DIRECTION:
The listing beneath should be written out in full, exactly as shown.

Stored items:
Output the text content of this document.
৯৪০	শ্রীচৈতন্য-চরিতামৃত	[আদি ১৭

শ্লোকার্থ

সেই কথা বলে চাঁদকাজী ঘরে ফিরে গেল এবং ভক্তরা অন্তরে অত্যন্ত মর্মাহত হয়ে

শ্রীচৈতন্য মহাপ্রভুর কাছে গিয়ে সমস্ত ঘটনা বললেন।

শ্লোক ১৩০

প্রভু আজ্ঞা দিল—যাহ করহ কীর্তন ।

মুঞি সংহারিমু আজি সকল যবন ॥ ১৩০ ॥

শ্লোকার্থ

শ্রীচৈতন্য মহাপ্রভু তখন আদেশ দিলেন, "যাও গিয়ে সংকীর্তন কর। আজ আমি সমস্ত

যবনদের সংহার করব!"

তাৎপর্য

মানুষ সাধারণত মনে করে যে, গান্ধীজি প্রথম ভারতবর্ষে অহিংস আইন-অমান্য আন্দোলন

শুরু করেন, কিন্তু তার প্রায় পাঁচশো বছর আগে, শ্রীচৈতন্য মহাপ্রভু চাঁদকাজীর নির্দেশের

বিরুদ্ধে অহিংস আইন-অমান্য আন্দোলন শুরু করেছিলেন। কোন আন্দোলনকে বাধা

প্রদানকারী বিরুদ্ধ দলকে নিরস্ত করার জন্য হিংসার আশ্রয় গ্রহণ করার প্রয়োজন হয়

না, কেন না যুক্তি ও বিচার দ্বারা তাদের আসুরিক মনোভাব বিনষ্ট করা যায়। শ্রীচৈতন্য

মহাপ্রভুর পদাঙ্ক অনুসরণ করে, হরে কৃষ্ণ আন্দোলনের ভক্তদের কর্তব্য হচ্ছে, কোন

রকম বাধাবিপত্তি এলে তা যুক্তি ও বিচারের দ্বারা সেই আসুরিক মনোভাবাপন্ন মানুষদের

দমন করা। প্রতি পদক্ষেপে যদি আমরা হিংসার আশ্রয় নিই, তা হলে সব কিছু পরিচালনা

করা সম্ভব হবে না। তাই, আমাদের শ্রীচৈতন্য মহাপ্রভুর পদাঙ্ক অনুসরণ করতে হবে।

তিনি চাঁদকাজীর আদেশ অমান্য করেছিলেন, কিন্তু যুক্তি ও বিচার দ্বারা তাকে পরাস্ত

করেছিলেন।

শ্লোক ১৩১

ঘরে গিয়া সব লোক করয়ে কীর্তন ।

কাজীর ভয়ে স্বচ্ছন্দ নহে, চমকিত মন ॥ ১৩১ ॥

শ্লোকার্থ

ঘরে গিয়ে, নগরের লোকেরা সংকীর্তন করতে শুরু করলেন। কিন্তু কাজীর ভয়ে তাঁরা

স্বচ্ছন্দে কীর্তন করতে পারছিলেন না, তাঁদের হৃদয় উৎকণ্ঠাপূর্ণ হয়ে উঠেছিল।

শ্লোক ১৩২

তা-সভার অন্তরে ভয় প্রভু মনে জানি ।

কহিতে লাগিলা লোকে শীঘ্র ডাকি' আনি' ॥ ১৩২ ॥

TASK OUTPUT:
Output the text content of this document.
৯৪০	শ্রীচৈতন্য-চরিতামৃত	[আদি ১৭

শ্লোকার্থ

সেই কথা বলে চাঁদকাজী ঘরে ফিরে গেল এবং ভক্তরা অন্তরে অত্যন্ত মর্মাহত হয়ে

শ্রীচৈতন্য মহাপ্রভুর কাছে গিয়ে সমস্ত ঘটনা বললেন।

শ্লোক ১৩০

প্রভু আজ্ঞা দিল—যাহ করহ কীর্তন ।

মুঞি সংহারিমু আজি সকল যবন ॥ ১৩০ ॥

শ্লোকার্থ

শ্রীচৈতন্য মহাপ্রভু তখন আদেশ দিলেন, "যাও গিয়ে সংকীর্তন কর। আজ আমি সমস্ত

যবনদের সংহার করব!"

তাৎপর্য

মানুষ সাধারণত মনে করে যে, গান্ধীজি প্রথম ভারতবর্ষে অহিংস আইন-অমান্য আন্দোলন

শুরু করেন, কিন্তু তার প্রায় পাঁচশো বছর আগে, শ্রীচৈতন্য মহাপ্রভু চাঁদকাজীর নির্দেশের

বিরুদ্ধে অহিংস আইন-অমান্য আন্দোলন শুরু করেছিলেন। কোন আন্দোলনকে বাধা

প্রদানকারী বিরুদ্ধ দলকে নিরস্ত করার জন্য হিংসার আশ্রয় গ্রহণ করার প্রয়োজন হয়

না, কেন না যুক্তি ও বিচার দ্বারা তাদের আসুরিক মনোভাব বিনষ্ট করা যায়। শ্রীচৈতন্য

মহাপ্রভুর পদাঙ্ক অনুসরণ করে, হরে কৃষ্ণ আন্দোলনের ভক্তদের কর্তব্য হচ্ছে, কোন

রকম বাধাবিপত্তি এলে তা যুক্তি ও বিচারের দ্বারা সেই আসুরিক মনোভাবাপন্ন মানুষদের

দমন করা। প্রতি পদক্ষেপে যদি আমরা হিংসার আশ্রয় নিই, তা হলে সব কিছু পরিচালনা

করা সম্ভব হবে না। তাই, আমাদের শ্রীচৈতন্য মহাপ্রভুর পদাঙ্ক অনুসরণ করতে হবে।

তিনি চাঁদকাজীর আদেশ অমান্য করেছিলেন, কিন্তু যুক্তি ও বিচার দ্বারা তাকে পরাস্ত

করেছিলেন।

শ্লোক ১৩১

ঘরে গিয়া সব লোক করয়ে কীর্তন ।

কাজীর ভয়ে স্বচ্ছন্দ নহে, চমকিত মন ॥ ১৩১ ॥

শ্লোকার্থ

ঘরে গিয়ে, নগরের লোকেরা সংকীর্তন করতে শুরু করলেন। কিন্তু কাজীর ভয়ে তাঁরা

স্বচ্ছন্দে কীর্তন করতে পারছিলেন না, তাঁদের হৃদয় উৎকণ্ঠাপূর্ণ হয়ে উঠেছিল।

শ্লোক ১৩২

তা-সভার অন্তরে ভয় প্রভু মনে জানি ।

কহিতে লাগিলা লোকে শীঘ্র ডাকি' আনি' ॥ ১৩২ ॥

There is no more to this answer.